GOAL -
Rewrite the material from its first line through the line containing "waveform-bar xyxy=(198,1090,200,1112)", both included, as a Markdown table with the columns Row and Entry. Put each line's number under Row and the line itself under Entry, leaving out blank lines.

EXERCISE INPUT -

------------------------------

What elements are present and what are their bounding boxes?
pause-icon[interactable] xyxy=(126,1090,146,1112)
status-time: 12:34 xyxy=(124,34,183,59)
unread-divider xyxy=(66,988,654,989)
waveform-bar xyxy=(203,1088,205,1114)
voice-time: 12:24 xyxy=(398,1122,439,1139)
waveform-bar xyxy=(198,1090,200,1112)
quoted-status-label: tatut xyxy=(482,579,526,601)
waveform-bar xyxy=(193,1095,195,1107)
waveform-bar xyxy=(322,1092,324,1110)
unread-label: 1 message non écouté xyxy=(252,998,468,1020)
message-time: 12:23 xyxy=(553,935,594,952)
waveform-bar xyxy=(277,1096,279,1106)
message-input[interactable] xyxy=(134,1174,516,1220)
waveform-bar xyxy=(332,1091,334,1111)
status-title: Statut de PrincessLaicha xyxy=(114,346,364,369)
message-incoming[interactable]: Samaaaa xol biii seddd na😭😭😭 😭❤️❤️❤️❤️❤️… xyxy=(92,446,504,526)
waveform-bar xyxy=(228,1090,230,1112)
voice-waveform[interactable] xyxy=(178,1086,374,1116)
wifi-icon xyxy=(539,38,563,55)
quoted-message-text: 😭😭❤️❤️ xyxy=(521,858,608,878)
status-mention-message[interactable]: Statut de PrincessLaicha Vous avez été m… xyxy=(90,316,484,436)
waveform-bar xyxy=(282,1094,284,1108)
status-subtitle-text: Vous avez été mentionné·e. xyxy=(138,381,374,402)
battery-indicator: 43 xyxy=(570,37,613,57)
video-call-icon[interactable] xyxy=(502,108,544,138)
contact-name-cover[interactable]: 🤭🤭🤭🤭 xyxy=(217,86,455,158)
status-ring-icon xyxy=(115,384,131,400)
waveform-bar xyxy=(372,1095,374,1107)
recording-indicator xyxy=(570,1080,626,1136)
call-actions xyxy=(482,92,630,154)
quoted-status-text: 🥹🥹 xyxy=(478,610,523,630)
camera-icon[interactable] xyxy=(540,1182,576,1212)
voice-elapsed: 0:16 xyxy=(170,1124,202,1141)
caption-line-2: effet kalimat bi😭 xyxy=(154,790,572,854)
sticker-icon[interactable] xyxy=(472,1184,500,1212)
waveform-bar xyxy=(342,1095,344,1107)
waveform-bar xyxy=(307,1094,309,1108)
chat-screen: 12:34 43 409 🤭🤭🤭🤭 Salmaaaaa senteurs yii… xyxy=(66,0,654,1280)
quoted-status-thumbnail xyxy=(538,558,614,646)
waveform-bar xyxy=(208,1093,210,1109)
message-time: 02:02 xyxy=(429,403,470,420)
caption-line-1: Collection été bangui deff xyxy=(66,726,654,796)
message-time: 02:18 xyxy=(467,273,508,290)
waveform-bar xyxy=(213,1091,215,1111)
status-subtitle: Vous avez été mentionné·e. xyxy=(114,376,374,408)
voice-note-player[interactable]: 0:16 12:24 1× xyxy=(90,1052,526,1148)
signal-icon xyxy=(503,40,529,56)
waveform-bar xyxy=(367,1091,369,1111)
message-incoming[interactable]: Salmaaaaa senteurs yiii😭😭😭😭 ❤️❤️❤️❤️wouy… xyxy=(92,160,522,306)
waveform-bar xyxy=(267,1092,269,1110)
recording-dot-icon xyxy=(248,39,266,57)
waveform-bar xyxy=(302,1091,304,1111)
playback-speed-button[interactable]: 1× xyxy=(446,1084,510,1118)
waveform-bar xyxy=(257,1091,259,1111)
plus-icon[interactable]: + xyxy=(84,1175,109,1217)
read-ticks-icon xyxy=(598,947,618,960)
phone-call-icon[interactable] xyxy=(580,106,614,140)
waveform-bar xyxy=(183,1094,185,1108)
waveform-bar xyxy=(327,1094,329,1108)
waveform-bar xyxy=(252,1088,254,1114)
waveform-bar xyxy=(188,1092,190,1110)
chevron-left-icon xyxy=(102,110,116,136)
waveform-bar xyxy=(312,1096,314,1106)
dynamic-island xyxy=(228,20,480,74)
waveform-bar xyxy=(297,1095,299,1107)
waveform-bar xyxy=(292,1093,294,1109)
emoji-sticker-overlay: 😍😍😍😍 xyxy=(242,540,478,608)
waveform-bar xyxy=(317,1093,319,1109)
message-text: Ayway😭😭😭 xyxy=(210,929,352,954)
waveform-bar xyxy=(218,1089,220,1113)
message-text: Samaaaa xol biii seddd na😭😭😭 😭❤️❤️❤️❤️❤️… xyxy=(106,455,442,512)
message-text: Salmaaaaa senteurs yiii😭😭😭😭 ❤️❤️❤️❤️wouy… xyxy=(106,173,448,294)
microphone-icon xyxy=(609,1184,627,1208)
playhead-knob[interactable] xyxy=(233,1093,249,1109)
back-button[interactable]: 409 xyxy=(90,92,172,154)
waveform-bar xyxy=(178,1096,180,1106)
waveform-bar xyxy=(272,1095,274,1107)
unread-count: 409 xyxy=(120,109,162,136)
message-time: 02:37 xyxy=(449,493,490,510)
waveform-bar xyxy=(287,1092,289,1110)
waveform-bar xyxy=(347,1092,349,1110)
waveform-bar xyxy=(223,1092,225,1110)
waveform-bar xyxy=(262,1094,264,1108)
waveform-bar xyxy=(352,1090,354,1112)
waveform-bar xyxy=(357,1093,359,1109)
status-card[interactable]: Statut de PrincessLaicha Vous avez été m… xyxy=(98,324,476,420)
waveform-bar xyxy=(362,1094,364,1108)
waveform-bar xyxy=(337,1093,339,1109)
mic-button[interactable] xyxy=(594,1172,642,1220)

------------------------------

TASK RESULT -
| Row | Entry |
|---|---|
| 1 | What elements are present and what are their bounding boxes? |
| 2 | pause-icon[interactable] xyxy=(126,1090,146,1112) |
| 3 | status-time: 12:34 xyxy=(124,34,183,59) |
| 4 | unread-divider xyxy=(66,988,654,989) |
| 5 | waveform-bar xyxy=(203,1088,205,1114) |
| 6 | voice-time: 12:24 xyxy=(398,1122,439,1139) |
| 7 | waveform-bar xyxy=(198,1090,200,1112) |